Give the stretch of entries below, from the start through the line that contains "column-header-service[interactable]: SERVI... [716,268,804,283]", as a numbered list without any blank lines.

:: DATA FOR THIS EXERCISE

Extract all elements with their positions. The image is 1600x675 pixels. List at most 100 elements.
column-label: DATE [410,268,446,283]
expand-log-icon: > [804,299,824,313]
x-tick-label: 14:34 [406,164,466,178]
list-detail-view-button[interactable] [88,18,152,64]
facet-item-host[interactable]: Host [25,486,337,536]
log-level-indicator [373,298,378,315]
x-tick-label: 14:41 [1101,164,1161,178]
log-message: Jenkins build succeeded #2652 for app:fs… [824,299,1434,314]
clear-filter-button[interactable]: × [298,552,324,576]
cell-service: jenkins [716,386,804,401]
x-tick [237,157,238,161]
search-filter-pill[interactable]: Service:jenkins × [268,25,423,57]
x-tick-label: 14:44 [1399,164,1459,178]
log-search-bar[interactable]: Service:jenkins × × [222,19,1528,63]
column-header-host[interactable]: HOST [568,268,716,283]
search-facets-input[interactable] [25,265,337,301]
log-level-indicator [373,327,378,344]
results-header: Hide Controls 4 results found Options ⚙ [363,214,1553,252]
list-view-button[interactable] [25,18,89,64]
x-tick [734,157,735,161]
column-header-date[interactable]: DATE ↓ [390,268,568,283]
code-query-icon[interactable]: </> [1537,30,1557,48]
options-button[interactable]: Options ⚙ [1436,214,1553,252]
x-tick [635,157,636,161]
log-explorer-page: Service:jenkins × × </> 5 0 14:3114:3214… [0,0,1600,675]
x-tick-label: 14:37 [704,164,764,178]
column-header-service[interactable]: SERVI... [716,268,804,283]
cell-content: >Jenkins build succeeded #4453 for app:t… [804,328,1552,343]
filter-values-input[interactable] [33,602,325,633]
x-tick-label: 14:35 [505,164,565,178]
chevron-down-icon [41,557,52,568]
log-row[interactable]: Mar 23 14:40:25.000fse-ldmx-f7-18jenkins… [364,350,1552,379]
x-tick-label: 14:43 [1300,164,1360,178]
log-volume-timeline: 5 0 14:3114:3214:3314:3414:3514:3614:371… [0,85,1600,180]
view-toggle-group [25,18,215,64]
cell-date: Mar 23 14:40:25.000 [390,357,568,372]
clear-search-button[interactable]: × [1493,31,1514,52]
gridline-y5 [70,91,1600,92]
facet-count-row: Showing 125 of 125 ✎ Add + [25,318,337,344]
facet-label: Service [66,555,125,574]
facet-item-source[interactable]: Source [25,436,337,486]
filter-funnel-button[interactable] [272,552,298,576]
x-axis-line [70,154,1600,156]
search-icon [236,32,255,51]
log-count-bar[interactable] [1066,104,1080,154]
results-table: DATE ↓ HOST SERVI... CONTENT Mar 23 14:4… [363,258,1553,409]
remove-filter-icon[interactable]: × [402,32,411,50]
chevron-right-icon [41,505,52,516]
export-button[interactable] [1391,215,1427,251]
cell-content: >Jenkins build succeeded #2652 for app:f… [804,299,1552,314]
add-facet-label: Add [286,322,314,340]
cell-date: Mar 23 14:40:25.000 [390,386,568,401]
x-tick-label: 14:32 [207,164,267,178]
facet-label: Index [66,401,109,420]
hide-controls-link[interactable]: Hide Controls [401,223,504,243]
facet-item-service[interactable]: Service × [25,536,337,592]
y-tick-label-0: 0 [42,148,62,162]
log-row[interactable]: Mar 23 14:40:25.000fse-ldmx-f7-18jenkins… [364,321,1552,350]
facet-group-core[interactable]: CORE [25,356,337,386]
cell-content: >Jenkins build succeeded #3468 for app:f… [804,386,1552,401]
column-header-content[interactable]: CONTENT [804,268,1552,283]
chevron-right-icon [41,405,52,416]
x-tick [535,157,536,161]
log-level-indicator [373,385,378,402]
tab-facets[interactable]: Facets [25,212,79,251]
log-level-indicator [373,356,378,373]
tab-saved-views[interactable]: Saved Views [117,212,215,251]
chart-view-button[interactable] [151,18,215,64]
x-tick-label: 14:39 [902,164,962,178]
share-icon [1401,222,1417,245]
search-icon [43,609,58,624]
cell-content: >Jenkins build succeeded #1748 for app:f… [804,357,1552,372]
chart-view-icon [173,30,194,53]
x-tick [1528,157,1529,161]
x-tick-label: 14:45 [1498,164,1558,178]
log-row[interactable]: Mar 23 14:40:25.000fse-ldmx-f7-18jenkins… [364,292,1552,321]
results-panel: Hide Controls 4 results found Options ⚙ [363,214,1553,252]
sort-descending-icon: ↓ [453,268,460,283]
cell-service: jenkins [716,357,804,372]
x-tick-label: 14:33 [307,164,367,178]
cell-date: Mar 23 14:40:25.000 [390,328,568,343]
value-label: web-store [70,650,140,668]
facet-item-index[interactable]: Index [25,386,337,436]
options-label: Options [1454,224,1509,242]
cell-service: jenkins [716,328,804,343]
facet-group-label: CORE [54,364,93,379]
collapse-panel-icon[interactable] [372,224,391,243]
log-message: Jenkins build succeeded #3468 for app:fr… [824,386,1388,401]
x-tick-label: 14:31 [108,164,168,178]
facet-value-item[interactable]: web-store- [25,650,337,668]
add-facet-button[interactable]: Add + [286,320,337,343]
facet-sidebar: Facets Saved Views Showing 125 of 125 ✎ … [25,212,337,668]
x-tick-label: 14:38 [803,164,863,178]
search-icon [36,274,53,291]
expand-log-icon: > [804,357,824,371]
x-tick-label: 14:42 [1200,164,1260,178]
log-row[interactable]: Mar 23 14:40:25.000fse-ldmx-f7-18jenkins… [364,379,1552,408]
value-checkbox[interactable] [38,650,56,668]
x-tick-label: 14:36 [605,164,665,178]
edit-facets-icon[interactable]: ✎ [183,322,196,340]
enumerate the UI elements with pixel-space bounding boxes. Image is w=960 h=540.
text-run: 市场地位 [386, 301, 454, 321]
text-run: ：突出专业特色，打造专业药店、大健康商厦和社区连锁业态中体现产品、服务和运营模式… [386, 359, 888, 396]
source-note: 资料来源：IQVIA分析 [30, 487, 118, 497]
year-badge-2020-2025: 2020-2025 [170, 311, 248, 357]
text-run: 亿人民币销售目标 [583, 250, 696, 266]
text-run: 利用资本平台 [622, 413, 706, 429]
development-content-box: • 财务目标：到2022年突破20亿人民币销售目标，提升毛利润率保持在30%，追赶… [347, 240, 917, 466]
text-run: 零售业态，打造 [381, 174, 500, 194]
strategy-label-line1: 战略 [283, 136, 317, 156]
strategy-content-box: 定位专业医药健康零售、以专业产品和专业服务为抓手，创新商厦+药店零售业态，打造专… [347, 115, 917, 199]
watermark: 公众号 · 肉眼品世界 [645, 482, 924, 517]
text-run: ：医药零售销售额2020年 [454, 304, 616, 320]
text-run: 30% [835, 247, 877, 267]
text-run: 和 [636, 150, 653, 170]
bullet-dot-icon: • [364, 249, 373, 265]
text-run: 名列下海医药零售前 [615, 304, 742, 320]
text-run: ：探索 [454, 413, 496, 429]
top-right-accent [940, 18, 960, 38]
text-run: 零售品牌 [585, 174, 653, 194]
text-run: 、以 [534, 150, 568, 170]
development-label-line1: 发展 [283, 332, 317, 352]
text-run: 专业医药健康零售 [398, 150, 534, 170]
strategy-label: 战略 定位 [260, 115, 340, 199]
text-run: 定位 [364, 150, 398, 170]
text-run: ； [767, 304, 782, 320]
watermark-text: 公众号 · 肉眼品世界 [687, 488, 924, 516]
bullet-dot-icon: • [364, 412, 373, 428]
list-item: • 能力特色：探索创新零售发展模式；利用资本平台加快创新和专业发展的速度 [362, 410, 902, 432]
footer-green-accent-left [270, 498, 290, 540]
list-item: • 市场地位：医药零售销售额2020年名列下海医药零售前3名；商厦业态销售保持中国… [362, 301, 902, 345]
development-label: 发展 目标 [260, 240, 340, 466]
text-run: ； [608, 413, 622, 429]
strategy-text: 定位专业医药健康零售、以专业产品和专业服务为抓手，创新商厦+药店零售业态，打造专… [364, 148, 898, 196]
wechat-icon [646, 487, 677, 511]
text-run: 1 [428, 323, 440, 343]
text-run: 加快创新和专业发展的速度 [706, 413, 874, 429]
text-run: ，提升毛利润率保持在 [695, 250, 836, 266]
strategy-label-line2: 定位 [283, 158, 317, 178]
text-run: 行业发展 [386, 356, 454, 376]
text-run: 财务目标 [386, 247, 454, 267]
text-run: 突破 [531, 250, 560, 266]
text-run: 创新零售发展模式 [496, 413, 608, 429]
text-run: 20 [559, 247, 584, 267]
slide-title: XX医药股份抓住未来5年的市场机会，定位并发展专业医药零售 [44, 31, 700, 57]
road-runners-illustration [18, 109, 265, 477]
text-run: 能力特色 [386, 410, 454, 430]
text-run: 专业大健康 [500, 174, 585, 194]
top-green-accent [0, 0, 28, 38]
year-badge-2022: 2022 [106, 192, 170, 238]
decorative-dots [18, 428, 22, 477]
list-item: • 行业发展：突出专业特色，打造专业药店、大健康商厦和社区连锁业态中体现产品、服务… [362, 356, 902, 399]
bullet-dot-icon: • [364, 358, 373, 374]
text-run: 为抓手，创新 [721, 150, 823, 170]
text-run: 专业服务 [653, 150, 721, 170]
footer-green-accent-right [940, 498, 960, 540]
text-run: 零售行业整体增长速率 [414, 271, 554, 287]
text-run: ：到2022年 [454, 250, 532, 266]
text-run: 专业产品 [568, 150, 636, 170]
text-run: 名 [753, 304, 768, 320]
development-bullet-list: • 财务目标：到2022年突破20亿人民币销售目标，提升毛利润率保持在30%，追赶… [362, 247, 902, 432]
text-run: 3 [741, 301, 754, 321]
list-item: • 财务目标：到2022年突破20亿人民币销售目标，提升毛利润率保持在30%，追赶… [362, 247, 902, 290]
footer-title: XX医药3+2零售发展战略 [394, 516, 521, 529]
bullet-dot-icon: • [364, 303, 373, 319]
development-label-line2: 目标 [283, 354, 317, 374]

::::

◆ RESULT OF THIS TASK
1. Extract all elements with their positions. The image is 1600x675 pixels. List at most 100 elements.
2. column-label: DATE [410,268,446,283]
3. expand-log-icon: > [804,299,824,313]
4. x-tick-label: 14:34 [406,164,466,178]
5. list-detail-view-button[interactable] [88,18,152,64]
6. facet-item-host[interactable]: Host [25,486,337,536]
7. log-level-indicator [373,298,378,315]
8. x-tick-label: 14:41 [1101,164,1161,178]
9. log-message: Jenkins build succeeded #2652 for app:fs… [824,299,1434,314]
10. clear-filter-button[interactable]: × [298,552,324,576]
11. cell-service: jenkins [716,386,804,401]
12. x-tick [237,157,238,161]
13. search-filter-pill[interactable]: Service:jenkins × [268,25,423,57]
14. x-tick-label: 14:44 [1399,164,1459,178]
15. log-search-bar[interactable]: Service:jenkins × × [222,19,1528,63]
16. column-header-host[interactable]: HOST [568,268,716,283]
17. search-facets-input[interactable] [25,265,337,301]
18. log-level-indicator [373,327,378,344]
19. results-header: Hide Controls 4 results found Options ⚙ [363,214,1553,252]
20. list-view-button[interactable] [25,18,89,64]
21. x-tick [734,157,735,161]
22. column-header-date[interactable]: DATE ↓ [390,268,568,283]
23. code-query-icon[interactable]: </> [1537,30,1557,48]
24. options-button[interactable]: Options ⚙ [1436,214,1553,252]
25. x-tick [635,157,636,161]
26. log-explorer-page: Service:jenkins × × </> 5 0 14:3114:3214… [0,0,1600,675]
27. x-tick-label: 14:37 [704,164,764,178]
28. column-header-service[interactable]: SERVI... [716,268,804,283]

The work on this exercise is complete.